-- Directions --
Extract, from the records beneath this instruction, each line that contains the word "brought".

Saved data entries:
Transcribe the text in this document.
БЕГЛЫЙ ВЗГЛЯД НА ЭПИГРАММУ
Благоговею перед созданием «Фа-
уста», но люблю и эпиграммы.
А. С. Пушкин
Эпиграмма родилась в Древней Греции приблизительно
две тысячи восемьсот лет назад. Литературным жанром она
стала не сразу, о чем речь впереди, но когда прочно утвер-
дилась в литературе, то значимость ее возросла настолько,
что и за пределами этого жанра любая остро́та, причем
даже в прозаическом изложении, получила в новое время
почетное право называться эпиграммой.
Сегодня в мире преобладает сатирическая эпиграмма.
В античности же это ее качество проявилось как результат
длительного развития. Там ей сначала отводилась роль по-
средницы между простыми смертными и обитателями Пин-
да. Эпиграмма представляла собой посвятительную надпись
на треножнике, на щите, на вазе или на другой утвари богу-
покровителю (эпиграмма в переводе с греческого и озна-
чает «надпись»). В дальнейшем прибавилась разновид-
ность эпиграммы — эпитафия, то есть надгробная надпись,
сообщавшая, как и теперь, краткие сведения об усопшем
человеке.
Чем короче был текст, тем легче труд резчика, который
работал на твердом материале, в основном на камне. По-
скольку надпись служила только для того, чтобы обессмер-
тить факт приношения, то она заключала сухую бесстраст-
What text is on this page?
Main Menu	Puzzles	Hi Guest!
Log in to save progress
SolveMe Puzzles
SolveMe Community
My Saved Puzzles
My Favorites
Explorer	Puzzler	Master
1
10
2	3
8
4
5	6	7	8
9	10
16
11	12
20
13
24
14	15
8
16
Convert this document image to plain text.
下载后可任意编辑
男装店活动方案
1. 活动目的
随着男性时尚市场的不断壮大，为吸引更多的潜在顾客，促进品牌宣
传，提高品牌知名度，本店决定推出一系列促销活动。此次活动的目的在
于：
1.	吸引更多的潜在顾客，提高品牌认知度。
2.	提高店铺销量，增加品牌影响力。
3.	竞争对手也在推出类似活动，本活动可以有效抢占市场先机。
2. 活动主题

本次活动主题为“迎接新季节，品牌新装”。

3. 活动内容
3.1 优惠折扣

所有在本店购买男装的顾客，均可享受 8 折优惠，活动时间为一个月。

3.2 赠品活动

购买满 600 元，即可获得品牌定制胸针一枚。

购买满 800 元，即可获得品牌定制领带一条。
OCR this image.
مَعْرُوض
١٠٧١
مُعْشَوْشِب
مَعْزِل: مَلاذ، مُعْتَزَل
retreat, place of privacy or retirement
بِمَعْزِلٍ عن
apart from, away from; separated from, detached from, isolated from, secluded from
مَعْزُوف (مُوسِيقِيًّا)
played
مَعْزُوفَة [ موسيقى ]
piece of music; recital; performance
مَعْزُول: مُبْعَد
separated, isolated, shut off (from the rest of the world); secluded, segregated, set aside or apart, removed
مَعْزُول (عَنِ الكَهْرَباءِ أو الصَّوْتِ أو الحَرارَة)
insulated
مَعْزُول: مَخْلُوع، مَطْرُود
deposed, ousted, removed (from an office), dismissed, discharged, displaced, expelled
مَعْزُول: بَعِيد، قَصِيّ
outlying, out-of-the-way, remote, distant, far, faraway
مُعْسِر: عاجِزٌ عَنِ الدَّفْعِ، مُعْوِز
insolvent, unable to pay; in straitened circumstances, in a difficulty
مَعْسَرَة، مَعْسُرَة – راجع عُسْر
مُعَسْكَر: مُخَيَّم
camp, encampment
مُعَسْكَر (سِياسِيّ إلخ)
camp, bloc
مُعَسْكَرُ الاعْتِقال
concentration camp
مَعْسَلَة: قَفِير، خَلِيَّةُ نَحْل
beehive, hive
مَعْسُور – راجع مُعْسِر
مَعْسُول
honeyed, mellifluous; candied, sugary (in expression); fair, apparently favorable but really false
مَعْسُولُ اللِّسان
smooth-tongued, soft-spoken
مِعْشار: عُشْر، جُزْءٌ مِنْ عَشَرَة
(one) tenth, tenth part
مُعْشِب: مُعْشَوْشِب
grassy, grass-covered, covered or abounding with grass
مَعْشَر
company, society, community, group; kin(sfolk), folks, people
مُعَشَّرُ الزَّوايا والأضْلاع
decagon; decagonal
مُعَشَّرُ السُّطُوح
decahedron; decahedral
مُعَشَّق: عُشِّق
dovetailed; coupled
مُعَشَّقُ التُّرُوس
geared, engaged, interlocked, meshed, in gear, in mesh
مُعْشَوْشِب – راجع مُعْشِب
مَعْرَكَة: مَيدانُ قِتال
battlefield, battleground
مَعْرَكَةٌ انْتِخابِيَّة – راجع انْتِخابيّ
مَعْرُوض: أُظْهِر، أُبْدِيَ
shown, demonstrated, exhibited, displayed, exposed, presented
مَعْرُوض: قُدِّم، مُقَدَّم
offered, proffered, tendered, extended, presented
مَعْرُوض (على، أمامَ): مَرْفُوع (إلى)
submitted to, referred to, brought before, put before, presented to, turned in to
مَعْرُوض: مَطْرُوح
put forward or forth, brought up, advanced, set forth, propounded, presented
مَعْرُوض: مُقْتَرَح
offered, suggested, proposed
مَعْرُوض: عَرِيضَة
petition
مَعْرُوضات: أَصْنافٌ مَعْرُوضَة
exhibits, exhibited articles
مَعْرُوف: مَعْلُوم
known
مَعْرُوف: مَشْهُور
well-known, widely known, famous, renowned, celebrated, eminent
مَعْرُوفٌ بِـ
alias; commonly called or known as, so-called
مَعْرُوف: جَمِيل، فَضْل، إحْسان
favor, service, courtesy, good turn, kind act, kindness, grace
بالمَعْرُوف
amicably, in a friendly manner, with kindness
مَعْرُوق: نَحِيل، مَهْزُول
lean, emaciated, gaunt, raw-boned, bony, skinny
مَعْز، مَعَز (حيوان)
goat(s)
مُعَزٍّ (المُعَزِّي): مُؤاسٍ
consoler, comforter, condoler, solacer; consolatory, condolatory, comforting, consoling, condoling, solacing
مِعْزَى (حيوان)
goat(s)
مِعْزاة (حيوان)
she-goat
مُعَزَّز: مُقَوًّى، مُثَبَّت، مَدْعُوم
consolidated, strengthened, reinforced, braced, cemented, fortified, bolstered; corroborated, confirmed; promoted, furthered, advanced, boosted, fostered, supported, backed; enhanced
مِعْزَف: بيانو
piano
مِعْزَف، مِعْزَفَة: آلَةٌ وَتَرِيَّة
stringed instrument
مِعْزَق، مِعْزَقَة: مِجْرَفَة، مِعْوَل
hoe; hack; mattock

-- Reply --
submitted to, referred to, brought before, put before, presented to, turned in to
put forward or forth, brought up, advanced, set forth, propounded, presented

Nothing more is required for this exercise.